• PROBLEM STATEMENT:
Make an exact copy of all the entries below, with the pictures left out.

##############################

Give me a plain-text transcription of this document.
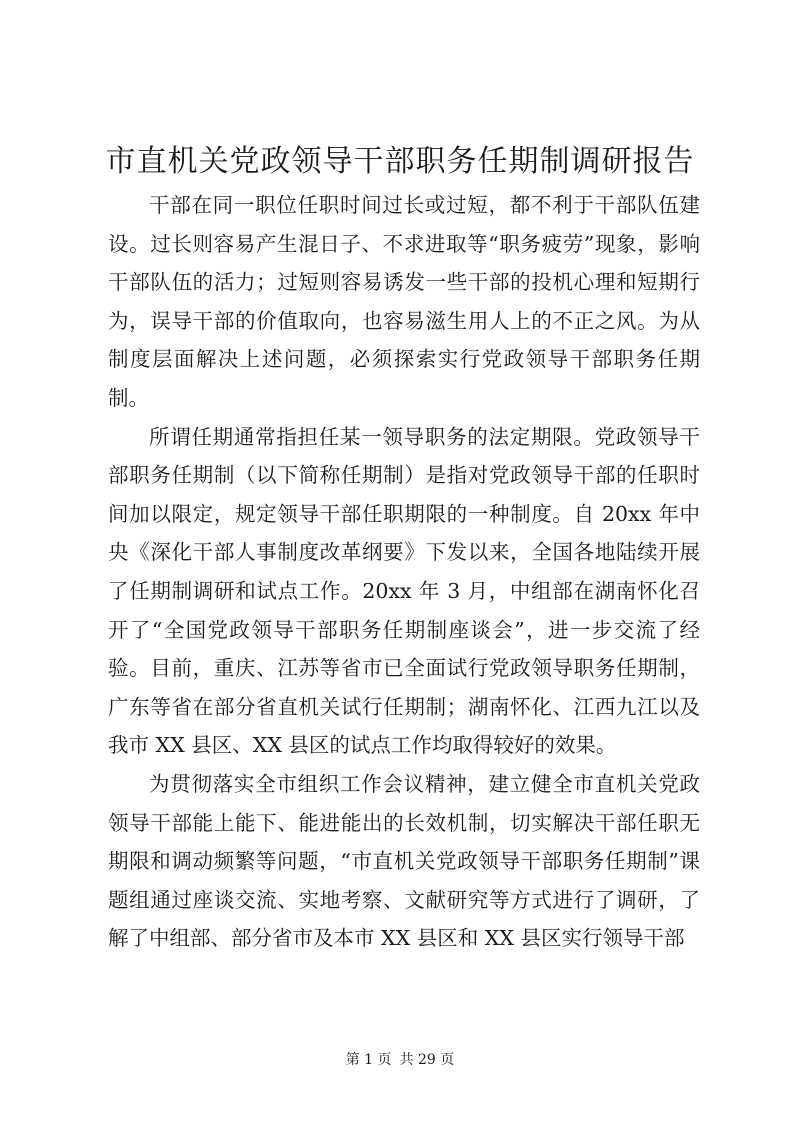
市直机关党政领导干部职务任期制调研报告

干部在同一职位任职时间过长或过短，都不利于干部队伍建设。过长则容易产生混日子、不求进取等“职务疲劳”现象，影响干部队伍的活力；过短则容易诱发一些干部的投机心理和短期行为，误导干部的价值取向，也容易滋生用人上的不正之风。为从制度层面解决上述问题，必须探索实行党政领导干部职务任期制。

所谓任期通常指担任某一领导职务的法定期限。党政领导干部职务任期制（以下简称任期制）是指对党政领导干部的任职时间加以限定，规定领导干部任职期限的一种制度。自 20xx 年中央《深化干部人事制度改革纲要》下发以来，全国各地陆续开展了任期制调研和试点工作。20xx 年 3 月，中组部在湖南怀化召开了“全国党政领导干部职务任期制座谈会”，进一步交流了经验。目前，重庆、江苏等省市已全面试行党政领导职务任期制，广东等省在部分省直机关试行任期制；湖南怀化、江西九江以及我市 XX 县区、XX 县区的试点工作均取得较好的效果。

为贯彻落实全市组织工作会议精神，建立健全市直机关党政领导干部能上能下、能进能出的长效机制，切实解决干部任职无期限和调动频繁等问题，“市直机关党政领导干部职务任期制”课题组通过座谈交流、实地考察、文献研究等方式进行了调研，了解了中组部、部分省市及本市 XX 县区和 XX 县区实行领导干部

第 1 页 共 29 页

##############################

• EXERCISE SOLUTION:
Give me a plain-text transcription of this document.
市直机关党政领导干部职务任期制调研报告

干部在同一职位任职时间过长或过短，都不利于干部队伍建设。过长则容易产生混日子、不求进取等“职务疲劳”现象，影响干部队伍的活力；过短则容易诱发一些干部的投机心理和短期行为，误导干部的价值取向，也容易滋生用人上的不正之风。为从制度层面解决上述问题，必须探索实行党政领导干部职务任期制。

所谓任期通常指担任某一领导职务的法定期限。党政领导干部职务任期制（以下简称任期制）是指对党政领导干部的任职时间加以限定，规定领导干部任职期限的一种制度。自 20xx 年中央《深化干部人事制度改革纲要》下发以来，全国各地陆续开展了任期制调研和试点工作。20xx 年 3 月，中组部在湖南怀化召开了“全国党政领导干部职务任期制座谈会”，进一步交流了经验。目前，重庆、江苏等省市已全面试行党政领导职务任期制，广东等省在部分省直机关试行任期制；湖南怀化、江西九江以及我市 XX 县区、XX 县区的试点工作均取得较好的效果。

为贯彻落实全市组织工作会议精神，建立健全市直机关党政领导干部能上能下、能进能出的长效机制，切实解决干部任职无期限和调动频繁等问题，“市直机关党政领导干部职务任期制”课题组通过座谈交流、实地考察、文献研究等方式进行了调研，了解了中组部、部分省市及本市 XX 县区和 XX 县区实行领导干部

第 1 页 共 29 页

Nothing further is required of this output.